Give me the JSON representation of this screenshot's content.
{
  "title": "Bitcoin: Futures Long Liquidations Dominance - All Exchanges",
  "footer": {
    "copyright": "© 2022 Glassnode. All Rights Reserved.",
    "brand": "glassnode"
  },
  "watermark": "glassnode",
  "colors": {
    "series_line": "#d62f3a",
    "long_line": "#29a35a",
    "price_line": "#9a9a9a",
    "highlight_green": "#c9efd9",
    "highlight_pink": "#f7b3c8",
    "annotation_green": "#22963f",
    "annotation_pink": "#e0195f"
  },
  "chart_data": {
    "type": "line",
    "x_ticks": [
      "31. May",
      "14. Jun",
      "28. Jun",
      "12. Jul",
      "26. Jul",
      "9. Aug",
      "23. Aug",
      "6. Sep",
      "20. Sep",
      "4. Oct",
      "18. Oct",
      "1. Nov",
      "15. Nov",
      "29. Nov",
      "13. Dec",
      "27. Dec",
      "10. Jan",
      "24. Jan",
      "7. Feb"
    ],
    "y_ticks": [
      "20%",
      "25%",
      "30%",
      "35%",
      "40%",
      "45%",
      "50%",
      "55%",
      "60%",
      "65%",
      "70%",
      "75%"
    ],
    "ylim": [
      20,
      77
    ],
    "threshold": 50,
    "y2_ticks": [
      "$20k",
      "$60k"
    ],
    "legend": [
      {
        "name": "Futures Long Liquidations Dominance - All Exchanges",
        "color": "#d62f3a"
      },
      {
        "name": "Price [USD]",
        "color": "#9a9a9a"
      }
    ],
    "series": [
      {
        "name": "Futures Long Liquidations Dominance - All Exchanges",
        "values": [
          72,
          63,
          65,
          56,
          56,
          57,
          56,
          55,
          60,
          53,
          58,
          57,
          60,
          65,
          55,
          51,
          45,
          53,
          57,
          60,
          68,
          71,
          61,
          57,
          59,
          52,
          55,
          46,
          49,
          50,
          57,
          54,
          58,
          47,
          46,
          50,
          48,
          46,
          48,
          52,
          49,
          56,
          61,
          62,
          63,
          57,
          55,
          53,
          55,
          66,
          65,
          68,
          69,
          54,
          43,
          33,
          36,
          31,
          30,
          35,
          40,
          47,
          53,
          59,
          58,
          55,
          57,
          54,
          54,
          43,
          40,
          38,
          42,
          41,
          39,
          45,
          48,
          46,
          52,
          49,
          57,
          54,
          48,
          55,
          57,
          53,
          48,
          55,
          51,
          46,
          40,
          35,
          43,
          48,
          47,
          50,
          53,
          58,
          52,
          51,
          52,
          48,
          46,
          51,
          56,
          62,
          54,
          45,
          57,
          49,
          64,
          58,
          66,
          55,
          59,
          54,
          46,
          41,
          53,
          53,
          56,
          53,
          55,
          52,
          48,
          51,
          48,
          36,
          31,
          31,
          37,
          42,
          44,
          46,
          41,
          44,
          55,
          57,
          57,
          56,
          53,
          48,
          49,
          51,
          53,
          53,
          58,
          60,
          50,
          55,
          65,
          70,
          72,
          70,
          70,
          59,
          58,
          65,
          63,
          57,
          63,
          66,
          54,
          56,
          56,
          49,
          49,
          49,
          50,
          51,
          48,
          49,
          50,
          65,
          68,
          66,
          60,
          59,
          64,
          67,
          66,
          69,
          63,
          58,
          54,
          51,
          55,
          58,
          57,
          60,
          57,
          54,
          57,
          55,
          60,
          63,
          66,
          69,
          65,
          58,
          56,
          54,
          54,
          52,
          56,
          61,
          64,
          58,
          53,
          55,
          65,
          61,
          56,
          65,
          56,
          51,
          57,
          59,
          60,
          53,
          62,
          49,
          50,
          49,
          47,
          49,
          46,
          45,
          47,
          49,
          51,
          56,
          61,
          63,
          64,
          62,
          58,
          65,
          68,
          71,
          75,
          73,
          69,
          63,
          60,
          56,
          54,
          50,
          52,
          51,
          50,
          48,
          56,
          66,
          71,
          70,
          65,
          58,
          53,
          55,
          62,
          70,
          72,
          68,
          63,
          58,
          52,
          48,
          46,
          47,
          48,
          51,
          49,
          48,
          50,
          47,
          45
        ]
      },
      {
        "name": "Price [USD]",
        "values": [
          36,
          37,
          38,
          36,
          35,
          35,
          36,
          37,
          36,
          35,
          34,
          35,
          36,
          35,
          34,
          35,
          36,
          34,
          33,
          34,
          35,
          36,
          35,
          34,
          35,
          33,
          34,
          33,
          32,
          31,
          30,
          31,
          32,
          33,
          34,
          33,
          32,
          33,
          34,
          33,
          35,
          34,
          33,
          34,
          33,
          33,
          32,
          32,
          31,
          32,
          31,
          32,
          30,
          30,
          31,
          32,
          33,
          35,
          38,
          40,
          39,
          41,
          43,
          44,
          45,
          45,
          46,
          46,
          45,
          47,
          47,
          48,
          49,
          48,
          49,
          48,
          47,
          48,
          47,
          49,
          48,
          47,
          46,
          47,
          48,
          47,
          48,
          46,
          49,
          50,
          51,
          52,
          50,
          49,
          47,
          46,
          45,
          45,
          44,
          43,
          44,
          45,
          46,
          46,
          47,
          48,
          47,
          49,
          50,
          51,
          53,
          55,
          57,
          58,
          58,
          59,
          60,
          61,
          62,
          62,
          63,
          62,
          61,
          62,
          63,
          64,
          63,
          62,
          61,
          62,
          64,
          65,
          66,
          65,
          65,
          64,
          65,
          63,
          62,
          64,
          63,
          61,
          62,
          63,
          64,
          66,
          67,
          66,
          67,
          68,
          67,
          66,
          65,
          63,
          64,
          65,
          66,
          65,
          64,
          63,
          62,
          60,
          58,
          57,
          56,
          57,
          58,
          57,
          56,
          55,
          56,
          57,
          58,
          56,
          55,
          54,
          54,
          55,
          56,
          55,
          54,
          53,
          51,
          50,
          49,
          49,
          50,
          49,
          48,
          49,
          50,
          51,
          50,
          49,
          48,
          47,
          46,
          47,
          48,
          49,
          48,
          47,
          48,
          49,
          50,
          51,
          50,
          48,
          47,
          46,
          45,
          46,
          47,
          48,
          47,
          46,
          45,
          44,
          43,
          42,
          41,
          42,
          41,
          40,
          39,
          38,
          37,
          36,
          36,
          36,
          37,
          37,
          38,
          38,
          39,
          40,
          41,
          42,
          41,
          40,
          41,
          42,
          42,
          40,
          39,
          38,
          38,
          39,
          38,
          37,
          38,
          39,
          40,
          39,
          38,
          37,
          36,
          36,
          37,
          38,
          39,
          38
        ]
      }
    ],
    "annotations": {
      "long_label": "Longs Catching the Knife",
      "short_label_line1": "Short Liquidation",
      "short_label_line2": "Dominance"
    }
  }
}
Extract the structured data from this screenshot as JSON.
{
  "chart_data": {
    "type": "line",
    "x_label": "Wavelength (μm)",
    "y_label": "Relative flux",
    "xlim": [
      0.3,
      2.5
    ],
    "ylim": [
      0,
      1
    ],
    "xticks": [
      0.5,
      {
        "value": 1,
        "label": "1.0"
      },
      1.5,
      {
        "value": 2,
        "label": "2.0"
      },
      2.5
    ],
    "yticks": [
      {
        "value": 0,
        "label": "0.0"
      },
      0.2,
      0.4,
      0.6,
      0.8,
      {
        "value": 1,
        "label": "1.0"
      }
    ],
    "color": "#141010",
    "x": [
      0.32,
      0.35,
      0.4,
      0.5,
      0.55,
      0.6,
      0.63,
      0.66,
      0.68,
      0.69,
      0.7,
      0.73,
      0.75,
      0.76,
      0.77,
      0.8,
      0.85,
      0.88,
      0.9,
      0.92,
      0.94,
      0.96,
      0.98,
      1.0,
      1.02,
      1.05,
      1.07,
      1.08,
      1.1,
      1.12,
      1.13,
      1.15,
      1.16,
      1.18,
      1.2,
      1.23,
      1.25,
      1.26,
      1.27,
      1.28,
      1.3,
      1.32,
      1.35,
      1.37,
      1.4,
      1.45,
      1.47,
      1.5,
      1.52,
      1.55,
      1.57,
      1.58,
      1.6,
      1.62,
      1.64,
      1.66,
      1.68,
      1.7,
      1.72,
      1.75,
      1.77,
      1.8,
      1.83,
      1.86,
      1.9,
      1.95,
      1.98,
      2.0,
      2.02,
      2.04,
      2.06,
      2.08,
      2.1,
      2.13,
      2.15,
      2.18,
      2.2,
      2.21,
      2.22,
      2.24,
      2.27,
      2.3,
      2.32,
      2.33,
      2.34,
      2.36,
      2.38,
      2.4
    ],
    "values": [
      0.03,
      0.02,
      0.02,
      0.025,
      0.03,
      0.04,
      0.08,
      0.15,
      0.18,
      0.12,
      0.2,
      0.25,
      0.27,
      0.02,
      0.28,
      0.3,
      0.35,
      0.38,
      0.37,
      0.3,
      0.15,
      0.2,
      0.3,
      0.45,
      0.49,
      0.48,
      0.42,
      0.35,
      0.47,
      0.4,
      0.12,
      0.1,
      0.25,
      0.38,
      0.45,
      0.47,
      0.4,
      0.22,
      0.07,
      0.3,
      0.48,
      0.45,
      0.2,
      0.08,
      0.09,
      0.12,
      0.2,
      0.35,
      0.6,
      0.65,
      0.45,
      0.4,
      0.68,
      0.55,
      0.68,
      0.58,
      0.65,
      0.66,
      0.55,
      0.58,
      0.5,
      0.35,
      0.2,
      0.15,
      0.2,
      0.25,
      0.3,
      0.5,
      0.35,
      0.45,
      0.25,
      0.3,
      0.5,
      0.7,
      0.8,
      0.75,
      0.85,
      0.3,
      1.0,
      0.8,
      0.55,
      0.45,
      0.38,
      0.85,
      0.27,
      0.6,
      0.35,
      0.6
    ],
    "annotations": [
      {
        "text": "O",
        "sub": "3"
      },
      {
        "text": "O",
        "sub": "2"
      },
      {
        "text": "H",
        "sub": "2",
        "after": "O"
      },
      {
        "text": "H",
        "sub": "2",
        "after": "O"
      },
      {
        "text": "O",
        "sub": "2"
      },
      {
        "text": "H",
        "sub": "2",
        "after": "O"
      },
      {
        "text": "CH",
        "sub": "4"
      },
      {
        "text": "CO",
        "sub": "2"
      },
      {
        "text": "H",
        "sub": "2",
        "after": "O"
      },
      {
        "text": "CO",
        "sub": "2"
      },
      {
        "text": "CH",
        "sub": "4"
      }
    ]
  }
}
──────
◆ REQUEST:
Pull every line containing "Dominance" from the material above.

◆ FINAL RESULT:
  "title": "Bitcoin: Futures Long Liquidations Dominance - All Exchanges",
        "name": "Futures Long Liquidations Dominance - All Exchanges",
        "name": "Futures Long Liquidations Dominance - All Exchanges",
      "short_label_line2": "Dominance"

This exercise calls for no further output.